- Extracted records:

--- Begin ---

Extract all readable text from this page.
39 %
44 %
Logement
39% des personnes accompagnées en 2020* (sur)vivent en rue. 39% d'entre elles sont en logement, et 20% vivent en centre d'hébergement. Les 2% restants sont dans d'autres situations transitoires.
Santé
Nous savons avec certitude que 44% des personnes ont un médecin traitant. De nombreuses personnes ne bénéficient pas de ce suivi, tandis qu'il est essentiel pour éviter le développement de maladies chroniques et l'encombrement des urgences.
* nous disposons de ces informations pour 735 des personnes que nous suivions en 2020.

--- End ---

- Challenge: Pull out every line of the records above that contains the word "pour".

- Result for this task:
Nous savons avec certitude que 44% des personnes ont un médecin traitant. De nombreuses personnes ne bénéficient pas de ce suivi, tandis qu'il est essentiel pour éviter le développement de maladies chroniques et l'encombrement des urgences.
* nous disposons de ces informations pour 735 des personnes que nous suivions en 2020.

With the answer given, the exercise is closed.